● SET PROBLEM
For this task, extract exactly the lines of the data below, from the line containing "Type out the text in this image." through the last one, with pictures left out.

● DATA EXCERPTS
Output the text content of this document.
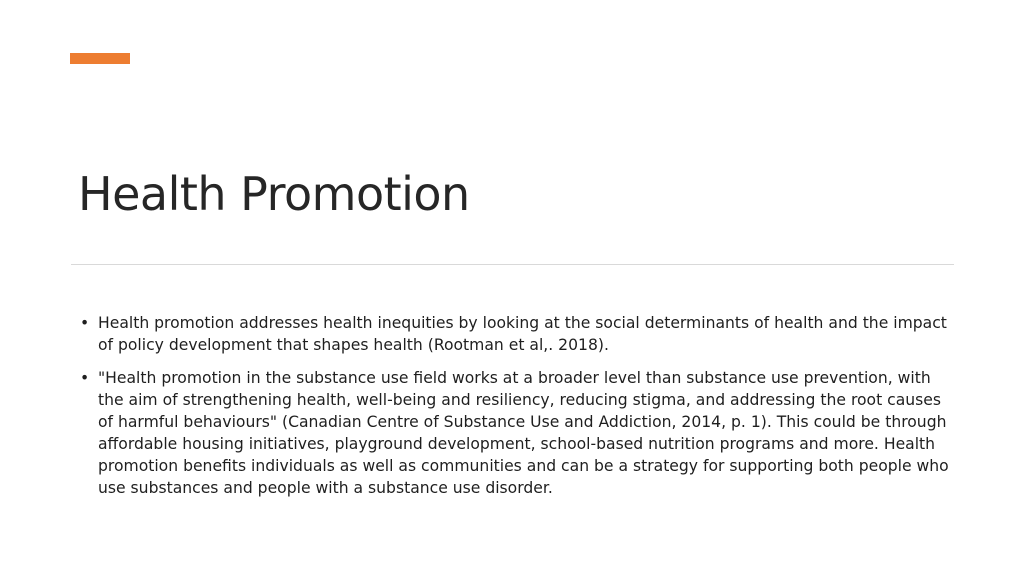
Health Promotion
• Health promotion addresses health inequities by looking at the social determinants of health and the impact of policy development that shapes health (Rootman et al,. 2018).
• "Health promotion in the substance use field works at a broader level than substance use prevention, with the aim of strengthening health, well-being and resiliency, reducing stigma, and addressing the root causes of harmful behaviours" (Canadian Centre of Substance Use and Addiction, 2014, p. 1). This could be through affordable housing initiatives, playground development, school-based nutrition programs and more. Health promotion benefits individuals as well as communities and can be a strategy for supporting both people who use substances and people with a substance use disorder.
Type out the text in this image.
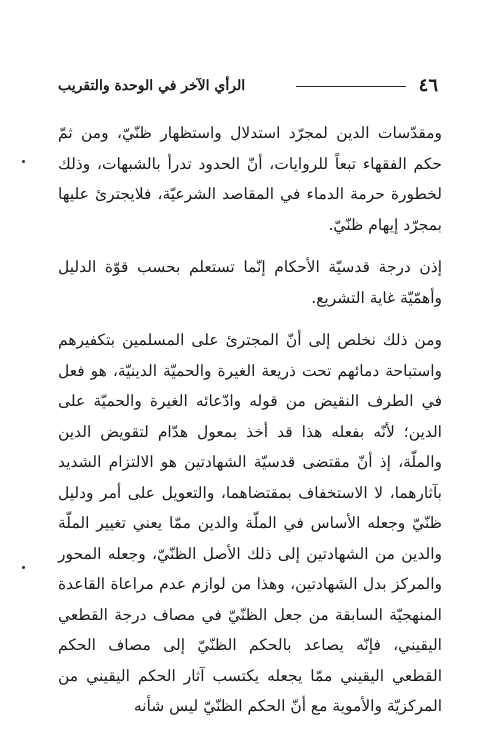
٤٦
الرأي الآخر في الوحدة والتقريب

ومقدّسات الدين لمجرّد استدلال واستظهار ظنّيّ، ومن ثمّ حكم الفقهاء تبعاً للروايات، أنّ الحدود تدرأ بالشبهات، وذلك لخطورة حرمة الدماء في المقاصد الشرعيّة، فلايجترئ عليها بمجرّد إيهام ظنّيّ.

إذن درجة قدسيّة الأحكام إنّما تستعلم بحسب قوّة الدليل وأهمّيّة غاية التشريع.

ومن ذلك نخلص إلى أنّ المجترئ على المسلمين بتكفيرهم واستباحة دمائهم تحت ذريعة الغيرة والحميّة الدينيّة، هو فعل في الطرف النقيض من قوله وادّعائه الغيرة والحميّة على الدين؛ لأنّه بفعله هذا قد أخذ بمعول هدّام لتقويض الدين والملّة، إذ أنّ مقتضى قدسيّة الشهادتين هو الالتزام الشديد بآثارهما، لا الاستخفاف بمقتضاهما، والتعويل على أمر ودليل ظنّيّ وجعله الأساس في الملّة والدين ممّا يعني تغيير الملّة والدين من الشهادتين إلى ذلك الأصل الظنّيّ، وجعله المحور والمركز بدل الشهادتين، وهذا من لوازم عدم مراعاة القاعدة المنهجيّة السابقة من جعل الظنّيّ في مصاف درجة القطعي اليقيني، فإنّه يصاعد بالحكم الظنّيّ إلى مصاف الحكم القطعي اليقيني ممّا يجعله يكتسب آثار الحكم اليقيني من المركزيّة والأموية مع أنّ الحكم الظنّيّ ليس شأنه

● ANSWER TO THE TASK
Type out the text in this image.
٤٦
الرأي الآخر في الوحدة والتقريب

ومقدّسات الدين لمجرّد استدلال واستظهار ظنّيّ، ومن ثمّ حكم الفقهاء تبعاً للروايات، أنّ الحدود تدرأ بالشبهات، وذلك لخطورة حرمة الدماء في المقاصد الشرعيّة، فلايجترئ عليها بمجرّد إيهام ظنّيّ.

إذن درجة قدسيّة الأحكام إنّما تستعلم بحسب قوّة الدليل وأهمّيّة غاية التشريع.

ومن ذلك نخلص إلى أنّ المجترئ على المسلمين بتكفيرهم واستباحة دمائهم تحت ذريعة الغيرة والحميّة الدينيّة، هو فعل في الطرف النقيض من قوله وادّعائه الغيرة والحميّة على الدين؛ لأنّه بفعله هذا قد أخذ بمعول هدّام لتقويض الدين والملّة، إذ أنّ مقتضى قدسيّة الشهادتين هو الالتزام الشديد بآثارهما، لا الاستخفاف بمقتضاهما، والتعويل على أمر ودليل ظنّيّ وجعله الأساس في الملّة والدين ممّا يعني تغيير الملّة والدين من الشهادتين إلى ذلك الأصل الظنّيّ، وجعله المحور والمركز بدل الشهادتين، وهذا من لوازم عدم مراعاة القاعدة المنهجيّة السابقة من جعل الظنّيّ في مصاف درجة القطعي اليقيني، فإنّه يصاعد بالحكم الظنّيّ إلى مصاف الحكم القطعي اليقيني ممّا يجعله يكتسب آثار الحكم اليقيني من المركزيّة والأموية مع أنّ الحكم الظنّيّ ليس شأنه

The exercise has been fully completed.